-------- Given records

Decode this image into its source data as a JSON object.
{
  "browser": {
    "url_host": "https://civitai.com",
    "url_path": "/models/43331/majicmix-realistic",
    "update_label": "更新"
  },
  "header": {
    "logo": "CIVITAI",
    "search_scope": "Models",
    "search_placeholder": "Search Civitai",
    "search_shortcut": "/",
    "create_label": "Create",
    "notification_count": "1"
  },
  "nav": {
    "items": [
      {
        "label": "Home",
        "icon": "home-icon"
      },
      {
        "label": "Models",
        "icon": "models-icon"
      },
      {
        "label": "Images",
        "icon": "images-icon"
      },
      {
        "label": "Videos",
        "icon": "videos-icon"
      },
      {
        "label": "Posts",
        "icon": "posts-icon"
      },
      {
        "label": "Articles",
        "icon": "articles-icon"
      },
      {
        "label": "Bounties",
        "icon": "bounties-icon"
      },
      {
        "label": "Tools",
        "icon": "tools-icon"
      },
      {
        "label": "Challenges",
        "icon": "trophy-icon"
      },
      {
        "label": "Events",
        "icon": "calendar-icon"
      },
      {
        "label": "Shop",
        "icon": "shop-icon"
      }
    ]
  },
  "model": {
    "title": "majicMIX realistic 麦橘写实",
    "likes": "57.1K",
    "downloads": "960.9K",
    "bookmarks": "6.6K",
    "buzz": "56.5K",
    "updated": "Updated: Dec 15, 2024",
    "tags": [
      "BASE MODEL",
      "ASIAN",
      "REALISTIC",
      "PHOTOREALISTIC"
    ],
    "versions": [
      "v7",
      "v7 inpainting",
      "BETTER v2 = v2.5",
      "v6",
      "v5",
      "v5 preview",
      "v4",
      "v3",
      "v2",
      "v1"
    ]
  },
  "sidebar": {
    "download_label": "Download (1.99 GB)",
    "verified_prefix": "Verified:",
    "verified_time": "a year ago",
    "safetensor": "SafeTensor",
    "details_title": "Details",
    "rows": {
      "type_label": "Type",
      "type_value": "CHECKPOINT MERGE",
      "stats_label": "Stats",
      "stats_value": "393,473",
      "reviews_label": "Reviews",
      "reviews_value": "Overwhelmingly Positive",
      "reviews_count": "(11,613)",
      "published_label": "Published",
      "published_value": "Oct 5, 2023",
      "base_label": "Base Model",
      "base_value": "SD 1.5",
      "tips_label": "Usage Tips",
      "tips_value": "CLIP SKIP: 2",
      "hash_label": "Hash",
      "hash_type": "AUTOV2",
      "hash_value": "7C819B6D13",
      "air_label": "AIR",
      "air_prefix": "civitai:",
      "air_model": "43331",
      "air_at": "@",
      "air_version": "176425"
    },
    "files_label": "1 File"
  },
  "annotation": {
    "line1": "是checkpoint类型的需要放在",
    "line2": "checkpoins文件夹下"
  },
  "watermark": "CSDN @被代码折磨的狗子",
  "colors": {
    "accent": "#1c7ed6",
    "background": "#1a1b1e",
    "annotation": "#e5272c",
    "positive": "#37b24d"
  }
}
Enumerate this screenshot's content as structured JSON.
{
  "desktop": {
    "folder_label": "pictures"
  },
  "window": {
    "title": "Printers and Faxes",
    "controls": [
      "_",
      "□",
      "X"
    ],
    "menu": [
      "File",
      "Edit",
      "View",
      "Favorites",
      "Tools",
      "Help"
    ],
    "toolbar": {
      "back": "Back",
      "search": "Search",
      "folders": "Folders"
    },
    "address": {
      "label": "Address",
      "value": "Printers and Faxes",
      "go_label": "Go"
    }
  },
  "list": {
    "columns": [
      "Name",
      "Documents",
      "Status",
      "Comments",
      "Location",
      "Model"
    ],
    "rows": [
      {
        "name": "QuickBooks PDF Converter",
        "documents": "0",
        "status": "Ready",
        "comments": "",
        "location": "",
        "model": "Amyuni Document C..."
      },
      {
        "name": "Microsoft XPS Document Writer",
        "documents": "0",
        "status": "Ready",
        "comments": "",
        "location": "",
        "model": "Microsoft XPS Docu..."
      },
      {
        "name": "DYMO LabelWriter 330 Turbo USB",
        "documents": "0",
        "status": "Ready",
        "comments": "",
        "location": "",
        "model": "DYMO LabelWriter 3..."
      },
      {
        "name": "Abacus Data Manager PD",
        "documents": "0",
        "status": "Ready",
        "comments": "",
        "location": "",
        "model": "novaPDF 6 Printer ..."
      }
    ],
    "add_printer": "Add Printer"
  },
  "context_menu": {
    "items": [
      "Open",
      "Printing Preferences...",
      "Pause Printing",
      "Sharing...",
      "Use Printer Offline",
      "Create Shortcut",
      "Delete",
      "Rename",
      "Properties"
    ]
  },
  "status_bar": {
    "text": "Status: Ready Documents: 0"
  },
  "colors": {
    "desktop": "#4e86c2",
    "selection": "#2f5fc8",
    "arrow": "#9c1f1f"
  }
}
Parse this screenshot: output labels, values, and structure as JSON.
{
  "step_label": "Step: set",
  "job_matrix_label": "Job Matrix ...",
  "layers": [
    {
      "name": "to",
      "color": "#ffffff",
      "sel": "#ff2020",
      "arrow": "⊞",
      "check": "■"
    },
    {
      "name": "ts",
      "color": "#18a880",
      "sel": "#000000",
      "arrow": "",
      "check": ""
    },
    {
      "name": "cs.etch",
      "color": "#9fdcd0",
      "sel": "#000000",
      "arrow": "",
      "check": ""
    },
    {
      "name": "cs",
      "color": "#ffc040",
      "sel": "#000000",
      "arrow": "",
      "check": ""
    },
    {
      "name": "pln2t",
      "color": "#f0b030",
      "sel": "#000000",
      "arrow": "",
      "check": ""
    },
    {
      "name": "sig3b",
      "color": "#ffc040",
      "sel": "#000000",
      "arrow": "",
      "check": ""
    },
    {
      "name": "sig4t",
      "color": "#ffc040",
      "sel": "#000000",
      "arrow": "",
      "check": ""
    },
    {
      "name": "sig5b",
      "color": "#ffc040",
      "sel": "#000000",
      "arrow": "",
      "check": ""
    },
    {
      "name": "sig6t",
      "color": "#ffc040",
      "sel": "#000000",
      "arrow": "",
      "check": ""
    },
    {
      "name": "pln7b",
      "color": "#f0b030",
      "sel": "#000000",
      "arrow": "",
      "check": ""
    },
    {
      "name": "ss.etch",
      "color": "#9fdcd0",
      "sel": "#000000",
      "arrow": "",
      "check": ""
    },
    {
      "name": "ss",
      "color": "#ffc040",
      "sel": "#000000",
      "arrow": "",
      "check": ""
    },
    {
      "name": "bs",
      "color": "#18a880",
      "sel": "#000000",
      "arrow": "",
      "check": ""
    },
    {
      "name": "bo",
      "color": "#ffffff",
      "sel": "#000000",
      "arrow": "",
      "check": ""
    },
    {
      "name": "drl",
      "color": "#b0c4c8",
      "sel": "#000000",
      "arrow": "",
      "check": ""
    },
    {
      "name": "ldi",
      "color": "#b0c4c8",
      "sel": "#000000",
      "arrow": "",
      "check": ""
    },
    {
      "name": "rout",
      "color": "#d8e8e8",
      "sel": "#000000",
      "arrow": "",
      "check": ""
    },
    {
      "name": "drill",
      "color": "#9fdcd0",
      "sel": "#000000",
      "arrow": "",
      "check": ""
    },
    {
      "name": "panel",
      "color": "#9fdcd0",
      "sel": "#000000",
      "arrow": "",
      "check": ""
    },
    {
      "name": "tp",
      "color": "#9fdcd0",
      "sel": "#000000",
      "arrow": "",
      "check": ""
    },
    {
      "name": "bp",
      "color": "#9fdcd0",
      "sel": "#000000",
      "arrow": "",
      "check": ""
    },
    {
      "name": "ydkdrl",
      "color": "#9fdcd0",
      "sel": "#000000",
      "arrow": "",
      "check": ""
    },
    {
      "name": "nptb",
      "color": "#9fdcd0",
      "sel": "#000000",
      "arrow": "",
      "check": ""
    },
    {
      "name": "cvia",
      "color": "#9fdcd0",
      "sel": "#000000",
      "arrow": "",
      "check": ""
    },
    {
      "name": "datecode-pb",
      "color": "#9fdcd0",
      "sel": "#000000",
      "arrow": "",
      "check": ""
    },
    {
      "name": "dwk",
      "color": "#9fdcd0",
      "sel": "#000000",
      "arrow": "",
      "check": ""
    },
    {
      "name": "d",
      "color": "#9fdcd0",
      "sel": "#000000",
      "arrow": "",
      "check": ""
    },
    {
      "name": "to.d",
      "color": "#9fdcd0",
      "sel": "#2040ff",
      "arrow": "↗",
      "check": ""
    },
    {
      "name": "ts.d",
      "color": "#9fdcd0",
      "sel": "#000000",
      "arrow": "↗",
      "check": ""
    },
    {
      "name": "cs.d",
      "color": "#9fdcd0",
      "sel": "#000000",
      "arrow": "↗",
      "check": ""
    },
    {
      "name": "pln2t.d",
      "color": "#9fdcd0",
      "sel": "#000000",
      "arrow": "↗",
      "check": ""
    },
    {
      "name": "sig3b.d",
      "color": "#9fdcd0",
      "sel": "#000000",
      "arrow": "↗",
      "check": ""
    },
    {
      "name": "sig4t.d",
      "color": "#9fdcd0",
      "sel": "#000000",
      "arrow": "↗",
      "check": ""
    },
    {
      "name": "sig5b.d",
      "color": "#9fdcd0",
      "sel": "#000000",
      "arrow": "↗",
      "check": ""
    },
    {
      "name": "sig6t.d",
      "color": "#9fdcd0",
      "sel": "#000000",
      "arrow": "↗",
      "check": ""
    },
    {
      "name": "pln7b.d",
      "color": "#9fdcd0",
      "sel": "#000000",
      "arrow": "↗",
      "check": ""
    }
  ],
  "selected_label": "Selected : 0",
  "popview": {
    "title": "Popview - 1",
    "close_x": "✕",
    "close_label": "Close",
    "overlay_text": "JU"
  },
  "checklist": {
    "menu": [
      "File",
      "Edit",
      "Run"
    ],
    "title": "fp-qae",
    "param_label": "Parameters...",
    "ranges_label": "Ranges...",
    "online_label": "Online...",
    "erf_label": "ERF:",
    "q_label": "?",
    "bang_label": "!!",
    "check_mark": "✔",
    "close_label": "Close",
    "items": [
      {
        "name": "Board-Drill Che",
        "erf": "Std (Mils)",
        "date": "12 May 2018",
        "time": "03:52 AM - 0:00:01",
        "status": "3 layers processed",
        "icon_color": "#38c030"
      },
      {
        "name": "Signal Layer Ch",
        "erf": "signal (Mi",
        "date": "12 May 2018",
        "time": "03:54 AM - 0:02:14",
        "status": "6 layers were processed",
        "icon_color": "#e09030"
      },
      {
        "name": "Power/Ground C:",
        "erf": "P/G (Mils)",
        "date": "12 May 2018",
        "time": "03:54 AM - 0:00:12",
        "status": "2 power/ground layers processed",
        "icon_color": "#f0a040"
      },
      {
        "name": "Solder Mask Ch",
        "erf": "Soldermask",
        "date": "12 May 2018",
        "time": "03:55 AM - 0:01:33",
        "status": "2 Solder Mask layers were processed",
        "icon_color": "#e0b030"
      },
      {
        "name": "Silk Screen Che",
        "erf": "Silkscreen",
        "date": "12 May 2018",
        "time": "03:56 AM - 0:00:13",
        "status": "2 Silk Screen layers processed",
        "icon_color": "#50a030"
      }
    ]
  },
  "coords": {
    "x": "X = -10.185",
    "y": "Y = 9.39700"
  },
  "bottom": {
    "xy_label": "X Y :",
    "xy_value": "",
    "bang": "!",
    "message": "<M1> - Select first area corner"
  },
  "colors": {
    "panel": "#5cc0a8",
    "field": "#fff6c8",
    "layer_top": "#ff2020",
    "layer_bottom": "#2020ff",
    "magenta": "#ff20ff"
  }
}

----------------

• Problem requirements: Take every line from the data above that holds "were" and copy it out.

• Solution to this exercise:
        "status": "6 layers were processed",
        "status": "2 Solder Mask layers were processed",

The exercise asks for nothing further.